:: Exercise material ::
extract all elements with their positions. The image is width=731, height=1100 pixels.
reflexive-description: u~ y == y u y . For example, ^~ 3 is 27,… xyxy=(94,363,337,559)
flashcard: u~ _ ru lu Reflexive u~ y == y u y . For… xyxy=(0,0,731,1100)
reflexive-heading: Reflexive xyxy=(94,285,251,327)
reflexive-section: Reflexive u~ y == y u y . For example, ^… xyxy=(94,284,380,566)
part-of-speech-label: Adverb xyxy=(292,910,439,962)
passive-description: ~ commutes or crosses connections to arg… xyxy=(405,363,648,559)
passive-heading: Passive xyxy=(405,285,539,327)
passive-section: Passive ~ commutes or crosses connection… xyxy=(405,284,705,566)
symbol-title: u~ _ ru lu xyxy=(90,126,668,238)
:::
▶ [Stated goal] Reproduce the records from the start up to and including the line containing "reflexive-heading: Reflexive xyxy=(94,285,251,327)", and nothing else.

▶ [Reply]
extract all elements with their positions. The image is width=731, height=1100 pixels.
reflexive-description: u~ y == y u y . For example, ^~ 3 is 27,… xyxy=(94,363,337,559)
flashcard: u~ _ ru lu Reflexive u~ y == y u y . For… xyxy=(0,0,731,1100)
reflexive-heading: Reflexive xyxy=(94,285,251,327)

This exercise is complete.